TASK BRIEF: Repeat the records below exactly as they appear.

**** SUPPLIED RECORDS ****

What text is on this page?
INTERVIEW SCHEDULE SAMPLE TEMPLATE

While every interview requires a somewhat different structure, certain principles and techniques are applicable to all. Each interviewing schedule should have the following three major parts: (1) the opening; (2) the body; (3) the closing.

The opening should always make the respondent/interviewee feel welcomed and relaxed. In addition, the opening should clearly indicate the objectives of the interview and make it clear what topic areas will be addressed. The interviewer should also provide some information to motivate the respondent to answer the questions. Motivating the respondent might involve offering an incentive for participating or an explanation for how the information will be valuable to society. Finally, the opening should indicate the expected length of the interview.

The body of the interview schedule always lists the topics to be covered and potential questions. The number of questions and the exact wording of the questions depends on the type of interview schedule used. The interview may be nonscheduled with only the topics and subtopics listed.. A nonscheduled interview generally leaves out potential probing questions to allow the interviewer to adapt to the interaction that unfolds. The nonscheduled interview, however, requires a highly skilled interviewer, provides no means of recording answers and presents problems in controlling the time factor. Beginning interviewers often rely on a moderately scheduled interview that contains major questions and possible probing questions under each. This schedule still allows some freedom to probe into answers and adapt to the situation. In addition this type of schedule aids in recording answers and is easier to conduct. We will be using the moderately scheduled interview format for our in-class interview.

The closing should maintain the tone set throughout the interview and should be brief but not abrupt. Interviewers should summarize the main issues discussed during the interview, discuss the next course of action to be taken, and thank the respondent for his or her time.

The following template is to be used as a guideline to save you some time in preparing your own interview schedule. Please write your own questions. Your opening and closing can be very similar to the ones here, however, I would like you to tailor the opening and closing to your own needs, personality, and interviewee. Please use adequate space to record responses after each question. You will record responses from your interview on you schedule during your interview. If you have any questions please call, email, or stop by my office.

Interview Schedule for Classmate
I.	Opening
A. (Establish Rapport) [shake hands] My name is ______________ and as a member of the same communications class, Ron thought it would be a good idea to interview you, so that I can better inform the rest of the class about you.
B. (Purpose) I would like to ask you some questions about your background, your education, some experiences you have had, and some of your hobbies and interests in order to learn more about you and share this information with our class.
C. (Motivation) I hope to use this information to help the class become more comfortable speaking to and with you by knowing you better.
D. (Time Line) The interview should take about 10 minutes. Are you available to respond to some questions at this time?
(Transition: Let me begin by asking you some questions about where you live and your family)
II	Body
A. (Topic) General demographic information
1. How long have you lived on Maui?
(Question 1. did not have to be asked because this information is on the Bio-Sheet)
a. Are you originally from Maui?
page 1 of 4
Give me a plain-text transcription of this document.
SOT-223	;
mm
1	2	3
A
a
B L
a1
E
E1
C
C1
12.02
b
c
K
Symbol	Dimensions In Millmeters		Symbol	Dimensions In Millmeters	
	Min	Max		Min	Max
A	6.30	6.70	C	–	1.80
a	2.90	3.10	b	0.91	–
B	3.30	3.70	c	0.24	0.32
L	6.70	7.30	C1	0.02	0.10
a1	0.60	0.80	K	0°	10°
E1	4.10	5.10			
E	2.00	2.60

****

EXERCISE SOLUTION:
What text is on this page?
INTERVIEW SCHEDULE SAMPLE TEMPLATE

While every interview requires a somewhat different structure, certain principles and techniques are applicable to all. Each interviewing schedule should have the following three major parts: (1) the opening; (2) the body; (3) the closing.

The opening should always make the respondent/interviewee feel welcomed and relaxed. In addition, the opening should clearly indicate the objectives of the interview and make it clear what topic areas will be addressed. The interviewer should also provide some information to motivate the respondent to answer the questions. Motivating the respondent might involve offering an incentive for participating or an explanation for how the information will be valuable to society. Finally, the opening should indicate the expected length of the interview.

The body of the interview schedule always lists the topics to be covered and potential questions. The number of questions and the exact wording of the questions depends on the type of interview schedule used. The interview may be nonscheduled with only the topics and subtopics listed.. A nonscheduled interview generally leaves out potential probing questions to allow the interviewer to adapt to the interaction that unfolds. The nonscheduled interview, however, requires a highly skilled interviewer, provides no means of recording answers and presents problems in controlling the time factor. Beginning interviewers often rely on a moderately scheduled interview that contains major questions and possible probing questions under each. This schedule still allows some freedom to probe into answers and adapt to the situation. In addition this type of schedule aids in recording answers and is easier to conduct. We will be using the moderately scheduled interview format for our in-class interview.

The closing should maintain the tone set throughout the interview and should be brief but not abrupt. Interviewers should summarize the main issues discussed during the interview, discuss the next course of action to be taken, and thank the respondent for his or her time.

The following template is to be used as a guideline to save you some time in preparing your own interview schedule. Please write your own questions. Your opening and closing can be very similar to the ones here, however, I would like you to tailor the opening and closing to your own needs, personality, and interviewee. Please use adequate space to record responses after each question. You will record responses from your interview on you schedule during your interview. If you have any questions please call, email, or stop by my office.

Interview Schedule for Classmate
I.	Opening
A. (Establish Rapport) [shake hands] My name is ______________ and as a member of the same communications class, Ron thought it would be a good idea to interview you, so that I can better inform the rest of the class about you.
B. (Purpose) I would like to ask you some questions about your background, your education, some experiences you have had, and some of your hobbies and interests in order to learn more about you and share this information with our class.
C. (Motivation) I hope to use this information to help the class become more comfortable speaking to and with you by knowing you better.
D. (Time Line) The interview should take about 10 minutes. Are you available to respond to some questions at this time?
(Transition: Let me begin by asking you some questions about where you live and your family)
II	Body
A. (Topic) General demographic information
1. How long have you lived on Maui?
(Question 1. did not have to be asked because this information is on the Bio-Sheet)
a. Are you originally from Maui?
page 1 of 4
Give me a plain-text transcription of this document.
SOT-223	;
mm
1	2	3
A
a
B L
a1
E
E1
C
C1
12.02
b
c
K
Symbol	Dimensions In Millmeters		Symbol	Dimensions In Millmeters	
	Min	Max		Min	Max
A	6.30	6.70	C	–	1.80
a	2.90	3.10	b	0.91	–
B	3.30	3.70	c	0.24	0.32
L	6.70	7.30	C1	0.02	0.10
a1	0.60	0.80	K	0°	10°
E1	4.10	5.10			
E	2.00	2.60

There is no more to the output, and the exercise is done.